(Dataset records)
####

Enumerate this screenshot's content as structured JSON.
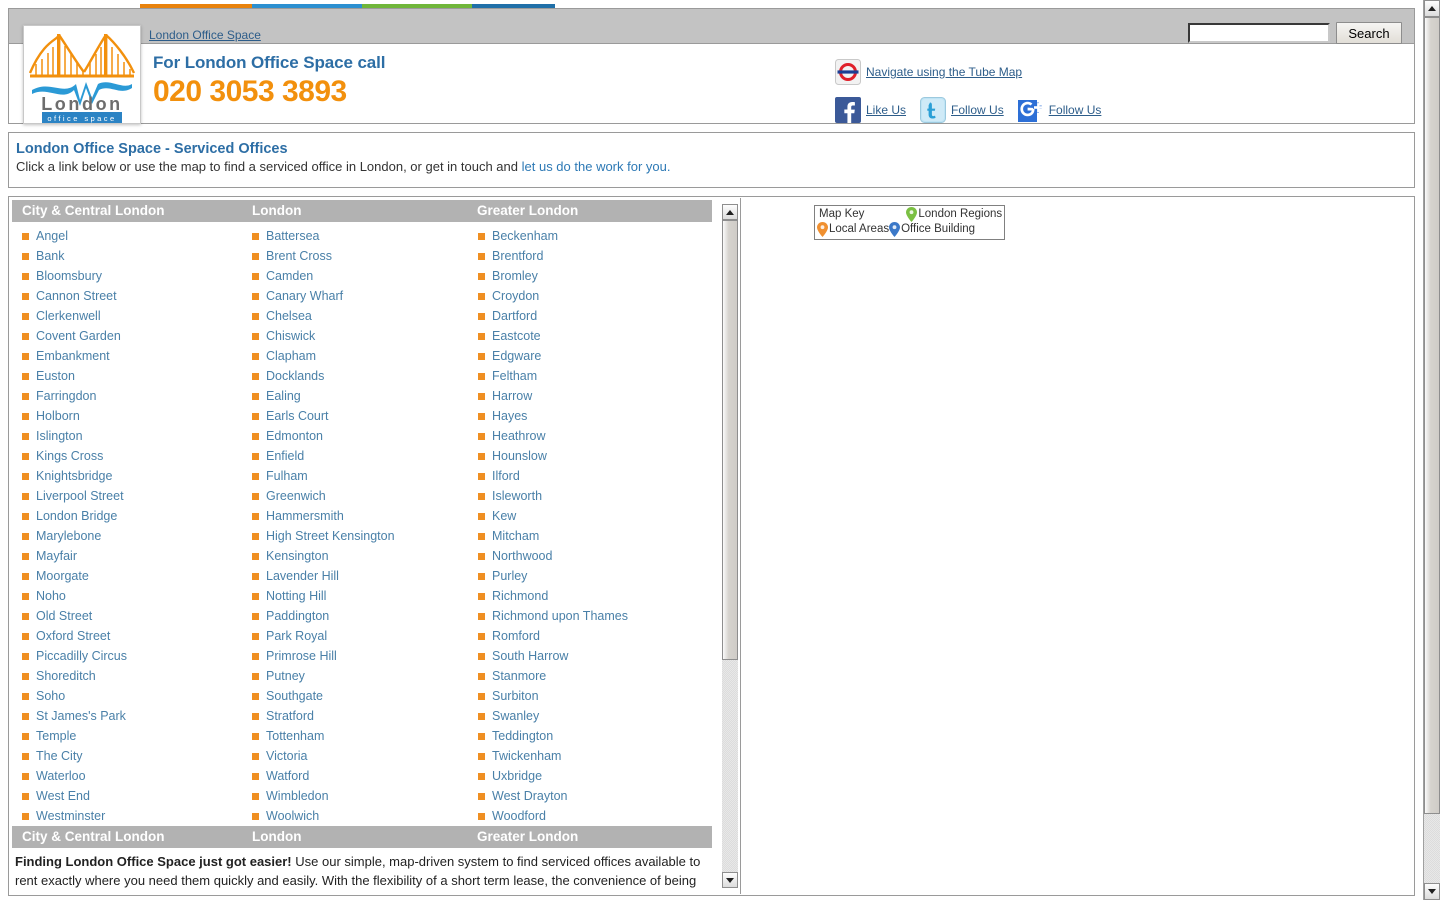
{
  "header": {
    "brand_link": "London Office Space",
    "phone_label": "For London Office Space call",
    "phone_number": "020 3053 3893",
    "logo": {
      "word": "London",
      "tagline": "office  space"
    },
    "search": {
      "value": "",
      "placeholder": "",
      "button_label": "Search"
    },
    "links": [
      {
        "icon": "tube-roundel-icon",
        "label": "Navigate using the Tube Map"
      },
      {
        "icon": "facebook-icon",
        "label": "Like Us"
      },
      {
        "icon": "twitter-icon",
        "label": "Follow Us"
      },
      {
        "icon": "google-plus-icon",
        "label": "Follow Us"
      }
    ],
    "strip_colors": [
      "#e8820c",
      "#2b8fd0",
      "#70b63a",
      "#1f6fa8"
    ]
  },
  "title_panel": {
    "title": "London Office Space - Serviced Offices",
    "subtitle_before": "Click a link below or use the map to find a serviced office in London, or get in touch and ",
    "subtitle_link": "let us do the work for you.",
    "link_color": "#2d79b5"
  },
  "locations": {
    "headers": [
      "City & Central London",
      "London",
      "Greater London"
    ],
    "footers": [
      "City & Central London",
      "London",
      "Greater London"
    ],
    "bullet_color": "#ef8f22",
    "link_color": "#4a80a8",
    "columns": [
      {
        "name": "City & Central London",
        "items": [
          "Angel",
          "Bank",
          "Bloomsbury",
          "Cannon Street",
          "Clerkenwell",
          "Covent Garden",
          "Embankment",
          "Euston",
          "Farringdon",
          "Holborn",
          "Islington",
          "Kings Cross",
          "Knightsbridge",
          "Liverpool Street",
          "London Bridge",
          "Marylebone",
          "Mayfair",
          "Moorgate",
          "Noho",
          "Old Street",
          "Oxford Street",
          "Piccadilly Circus",
          "Shoreditch",
          "Soho",
          "St James's Park",
          "Temple",
          "The City",
          "Waterloo",
          "West End",
          "Westminster"
        ]
      },
      {
        "name": "London",
        "items": [
          "Battersea",
          "Brent Cross",
          "Camden",
          "Canary Wharf",
          "Chelsea",
          "Chiswick",
          "Clapham",
          "Docklands",
          "Ealing",
          "Earls Court",
          "Edmonton",
          "Enfield",
          "Fulham",
          "Greenwich",
          "Hammersmith",
          "High Street Kensington",
          "Kensington",
          "Lavender Hill",
          "Notting Hill",
          "Paddington",
          "Park Royal",
          "Primrose Hill",
          "Putney",
          "Southgate",
          "Stratford",
          "Tottenham",
          "Victoria",
          "Watford",
          "Wimbledon",
          "Woolwich"
        ]
      },
      {
        "name": "Greater London",
        "items": [
          "Beckenham",
          "Brentford",
          "Bromley",
          "Croydon",
          "Dartford",
          "Eastcote",
          "Edgware",
          "Feltham",
          "Harrow",
          "Hayes",
          "Heathrow",
          "Hounslow",
          "Ilford",
          "Isleworth",
          "Kew",
          "Mitcham",
          "Northwood",
          "Purley",
          "Richmond",
          "Richmond upon Thames",
          "Romford",
          "South Harrow",
          "Stanmore",
          "Surbiton",
          "Swanley",
          "Teddington",
          "Twickenham",
          "Uxbridge",
          "West Drayton",
          "Woodford"
        ]
      }
    ]
  },
  "bottom_text": {
    "lead": "Finding London Office Space just got easier!",
    "rest": " Use our simple, map-driven system to find serviced offices available to",
    "line2": "rent exactly where you need them quickly and easily. With the flexibility of a short term lease, the convenience of being"
  },
  "map_key": {
    "title": "Map Key",
    "entries": [
      {
        "label": "London Regions",
        "pin_color": "#7bc043"
      },
      {
        "label": "Local Areas",
        "pin_color": "#f09030"
      },
      {
        "label": "Office Building",
        "pin_color": "#3b78c8"
      }
    ]
  }
}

####

State the count of lines holding the string "City" in the listing above, and nothing else.

4